◆ Work required
Give as output the line that contains "Output the text content of this document.", followed by every remaining line of the entries, unchanged and with nothing added.

-=-=-

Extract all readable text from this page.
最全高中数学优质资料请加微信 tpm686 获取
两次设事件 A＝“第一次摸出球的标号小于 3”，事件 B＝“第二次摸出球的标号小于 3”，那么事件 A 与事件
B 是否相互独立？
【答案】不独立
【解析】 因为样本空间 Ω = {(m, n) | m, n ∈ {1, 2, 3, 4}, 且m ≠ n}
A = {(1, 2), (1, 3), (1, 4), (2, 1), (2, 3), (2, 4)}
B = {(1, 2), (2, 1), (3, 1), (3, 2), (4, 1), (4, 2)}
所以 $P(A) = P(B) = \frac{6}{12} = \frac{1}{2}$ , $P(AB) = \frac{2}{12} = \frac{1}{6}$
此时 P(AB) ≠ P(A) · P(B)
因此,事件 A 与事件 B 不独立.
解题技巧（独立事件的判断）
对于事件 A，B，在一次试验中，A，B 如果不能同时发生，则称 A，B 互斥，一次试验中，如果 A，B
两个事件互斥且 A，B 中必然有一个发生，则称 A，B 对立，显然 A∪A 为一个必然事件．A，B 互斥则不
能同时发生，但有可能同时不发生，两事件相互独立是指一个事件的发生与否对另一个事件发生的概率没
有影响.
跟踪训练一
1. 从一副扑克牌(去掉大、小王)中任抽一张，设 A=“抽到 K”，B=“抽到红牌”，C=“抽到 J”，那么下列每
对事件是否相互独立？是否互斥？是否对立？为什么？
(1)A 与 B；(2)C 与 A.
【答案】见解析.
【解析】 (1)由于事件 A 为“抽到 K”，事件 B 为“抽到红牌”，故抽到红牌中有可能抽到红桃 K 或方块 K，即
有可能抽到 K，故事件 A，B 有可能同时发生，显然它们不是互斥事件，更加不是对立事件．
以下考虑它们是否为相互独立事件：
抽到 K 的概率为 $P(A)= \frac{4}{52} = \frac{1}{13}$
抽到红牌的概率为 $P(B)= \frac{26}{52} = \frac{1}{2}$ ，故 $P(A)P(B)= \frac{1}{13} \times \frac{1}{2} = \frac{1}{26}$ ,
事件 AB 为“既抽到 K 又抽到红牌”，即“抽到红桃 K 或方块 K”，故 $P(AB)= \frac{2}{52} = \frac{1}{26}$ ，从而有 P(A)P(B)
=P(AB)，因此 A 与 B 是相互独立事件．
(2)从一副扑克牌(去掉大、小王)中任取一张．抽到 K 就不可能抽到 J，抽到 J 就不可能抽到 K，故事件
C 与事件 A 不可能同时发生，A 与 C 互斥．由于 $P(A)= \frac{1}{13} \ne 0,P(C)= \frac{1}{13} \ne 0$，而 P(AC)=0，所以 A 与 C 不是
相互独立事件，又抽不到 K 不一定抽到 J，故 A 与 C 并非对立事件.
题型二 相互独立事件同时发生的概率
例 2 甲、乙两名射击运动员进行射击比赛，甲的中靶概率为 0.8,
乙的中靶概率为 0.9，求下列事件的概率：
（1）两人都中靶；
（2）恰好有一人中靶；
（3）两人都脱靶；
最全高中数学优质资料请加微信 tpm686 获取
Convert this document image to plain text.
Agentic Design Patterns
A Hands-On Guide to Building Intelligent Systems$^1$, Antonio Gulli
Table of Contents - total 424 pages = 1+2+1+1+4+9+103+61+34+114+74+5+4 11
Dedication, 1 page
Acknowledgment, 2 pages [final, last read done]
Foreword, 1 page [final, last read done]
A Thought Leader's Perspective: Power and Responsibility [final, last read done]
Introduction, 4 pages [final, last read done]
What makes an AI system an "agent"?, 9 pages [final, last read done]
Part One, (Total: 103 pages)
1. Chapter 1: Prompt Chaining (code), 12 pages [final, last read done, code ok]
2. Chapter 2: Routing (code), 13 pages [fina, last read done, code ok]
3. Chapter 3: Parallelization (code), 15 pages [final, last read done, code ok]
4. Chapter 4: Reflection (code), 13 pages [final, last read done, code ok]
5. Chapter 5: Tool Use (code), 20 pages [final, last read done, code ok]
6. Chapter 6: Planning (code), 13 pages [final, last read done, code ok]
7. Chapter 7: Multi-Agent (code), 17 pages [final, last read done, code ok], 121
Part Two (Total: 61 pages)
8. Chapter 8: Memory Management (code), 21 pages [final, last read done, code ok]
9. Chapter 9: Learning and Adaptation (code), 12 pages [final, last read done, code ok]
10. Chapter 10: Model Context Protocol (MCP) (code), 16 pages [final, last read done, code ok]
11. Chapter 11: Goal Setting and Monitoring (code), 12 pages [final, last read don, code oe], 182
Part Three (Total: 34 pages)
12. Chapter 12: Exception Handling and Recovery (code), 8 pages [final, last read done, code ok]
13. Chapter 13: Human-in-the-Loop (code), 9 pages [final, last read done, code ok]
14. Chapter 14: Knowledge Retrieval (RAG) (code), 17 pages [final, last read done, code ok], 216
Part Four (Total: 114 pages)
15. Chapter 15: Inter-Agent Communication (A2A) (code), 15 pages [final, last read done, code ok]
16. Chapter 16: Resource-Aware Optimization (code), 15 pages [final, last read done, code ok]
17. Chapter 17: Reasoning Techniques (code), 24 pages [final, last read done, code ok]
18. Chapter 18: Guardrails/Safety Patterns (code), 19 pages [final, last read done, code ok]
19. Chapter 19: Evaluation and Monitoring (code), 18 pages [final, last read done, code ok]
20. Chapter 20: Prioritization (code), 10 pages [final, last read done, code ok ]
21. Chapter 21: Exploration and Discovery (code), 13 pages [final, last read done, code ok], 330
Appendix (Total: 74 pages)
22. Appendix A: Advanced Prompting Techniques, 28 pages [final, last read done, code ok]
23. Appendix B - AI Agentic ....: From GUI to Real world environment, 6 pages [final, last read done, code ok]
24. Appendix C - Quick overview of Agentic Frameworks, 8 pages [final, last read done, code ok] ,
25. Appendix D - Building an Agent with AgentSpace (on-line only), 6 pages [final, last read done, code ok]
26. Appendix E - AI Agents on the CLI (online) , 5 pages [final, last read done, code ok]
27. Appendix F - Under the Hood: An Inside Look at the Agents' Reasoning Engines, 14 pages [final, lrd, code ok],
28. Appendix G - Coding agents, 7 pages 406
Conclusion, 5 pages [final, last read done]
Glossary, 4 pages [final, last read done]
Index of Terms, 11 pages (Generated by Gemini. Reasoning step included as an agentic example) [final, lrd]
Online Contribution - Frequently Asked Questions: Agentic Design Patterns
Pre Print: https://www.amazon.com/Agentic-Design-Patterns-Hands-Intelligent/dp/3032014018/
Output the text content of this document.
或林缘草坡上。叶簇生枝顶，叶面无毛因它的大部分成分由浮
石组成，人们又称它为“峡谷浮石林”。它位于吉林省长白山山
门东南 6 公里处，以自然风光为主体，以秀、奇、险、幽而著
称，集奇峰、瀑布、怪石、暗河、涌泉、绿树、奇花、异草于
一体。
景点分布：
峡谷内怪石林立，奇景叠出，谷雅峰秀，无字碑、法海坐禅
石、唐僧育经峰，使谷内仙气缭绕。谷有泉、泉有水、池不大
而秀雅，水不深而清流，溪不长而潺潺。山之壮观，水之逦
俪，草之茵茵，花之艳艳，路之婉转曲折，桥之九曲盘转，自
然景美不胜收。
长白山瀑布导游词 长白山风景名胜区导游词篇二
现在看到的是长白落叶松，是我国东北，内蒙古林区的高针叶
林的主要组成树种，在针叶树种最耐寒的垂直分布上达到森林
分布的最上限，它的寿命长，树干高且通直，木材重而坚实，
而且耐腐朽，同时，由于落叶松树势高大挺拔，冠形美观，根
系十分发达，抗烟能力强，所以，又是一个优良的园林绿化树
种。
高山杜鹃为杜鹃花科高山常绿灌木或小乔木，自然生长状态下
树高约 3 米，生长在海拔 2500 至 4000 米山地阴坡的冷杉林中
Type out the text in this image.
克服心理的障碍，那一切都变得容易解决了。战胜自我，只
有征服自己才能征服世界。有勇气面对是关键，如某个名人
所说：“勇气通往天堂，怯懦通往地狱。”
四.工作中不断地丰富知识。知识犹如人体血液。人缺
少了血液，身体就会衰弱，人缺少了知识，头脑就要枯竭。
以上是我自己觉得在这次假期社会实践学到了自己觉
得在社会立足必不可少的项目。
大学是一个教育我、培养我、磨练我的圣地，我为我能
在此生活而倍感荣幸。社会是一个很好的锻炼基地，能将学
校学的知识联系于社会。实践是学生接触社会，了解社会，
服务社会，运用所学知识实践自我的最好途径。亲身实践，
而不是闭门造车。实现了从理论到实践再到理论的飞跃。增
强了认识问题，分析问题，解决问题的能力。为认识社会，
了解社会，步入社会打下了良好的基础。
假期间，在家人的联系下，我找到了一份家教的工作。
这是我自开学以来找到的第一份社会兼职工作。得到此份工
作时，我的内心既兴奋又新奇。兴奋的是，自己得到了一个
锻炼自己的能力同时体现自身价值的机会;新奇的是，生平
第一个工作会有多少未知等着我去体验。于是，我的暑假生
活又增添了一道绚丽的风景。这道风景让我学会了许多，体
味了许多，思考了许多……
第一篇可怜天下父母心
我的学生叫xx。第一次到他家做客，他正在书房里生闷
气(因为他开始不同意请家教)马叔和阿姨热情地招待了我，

-=-=-

◆ Written solution
Output the text content of this document.
或林缘草坡上。叶簇生枝顶，叶面无毛因它的大部分成分由浮
石组成，人们又称它为“峡谷浮石林”。它位于吉林省长白山山
门东南 6 公里处，以自然风光为主体，以秀、奇、险、幽而著
称，集奇峰、瀑布、怪石、暗河、涌泉、绿树、奇花、异草于
一体。
景点分布：
峡谷内怪石林立，奇景叠出，谷雅峰秀，无字碑、法海坐禅
石、唐僧育经峰，使谷内仙气缭绕。谷有泉、泉有水、池不大
而秀雅，水不深而清流，溪不长而潺潺。山之壮观，水之逦
俪，草之茵茵，花之艳艳，路之婉转曲折，桥之九曲盘转，自
然景美不胜收。
长白山瀑布导游词 长白山风景名胜区导游词篇二
现在看到的是长白落叶松，是我国东北，内蒙古林区的高针叶
林的主要组成树种，在针叶树种最耐寒的垂直分布上达到森林
分布的最上限，它的寿命长，树干高且通直，木材重而坚实，
而且耐腐朽，同时，由于落叶松树势高大挺拔，冠形美观，根
系十分发达，抗烟能力强，所以，又是一个优良的园林绿化树
种。
高山杜鹃为杜鹃花科高山常绿灌木或小乔木，自然生长状态下
树高约 3 米，生长在海拔 2500 至 4000 米山地阴坡的冷杉林中
Type out the text in this image.
克服心理的障碍，那一切都变得容易解决了。战胜自我，只
有征服自己才能征服世界。有勇气面对是关键，如某个名人
所说：“勇气通往天堂，怯懦通往地狱。”
四.工作中不断地丰富知识。知识犹如人体血液。人缺
少了血液，身体就会衰弱，人缺少了知识，头脑就要枯竭。
以上是我自己觉得在这次假期社会实践学到了自己觉
得在社会立足必不可少的项目。
大学是一个教育我、培养我、磨练我的圣地，我为我能
在此生活而倍感荣幸。社会是一个很好的锻炼基地，能将学
校学的知识联系于社会。实践是学生接触社会，了解社会，
服务社会，运用所学知识实践自我的最好途径。亲身实践，
而不是闭门造车。实现了从理论到实践再到理论的飞跃。增
强了认识问题，分析问题，解决问题的能力。为认识社会，
了解社会，步入社会打下了良好的基础。
假期间，在家人的联系下，我找到了一份家教的工作。
这是我自开学以来找到的第一份社会兼职工作。得到此份工
作时，我的内心既兴奋又新奇。兴奋的是，自己得到了一个
锻炼自己的能力同时体现自身价值的机会;新奇的是，生平
第一个工作会有多少未知等着我去体验。于是，我的暑假生
活又增添了一道绚丽的风景。这道风景让我学会了许多，体
味了许多，思考了许多……
第一篇可怜天下父母心
我的学生叫xx。第一次到他家做客，他正在书房里生闷
气(因为他开始不同意请家教)马叔和阿姨热情地招待了我，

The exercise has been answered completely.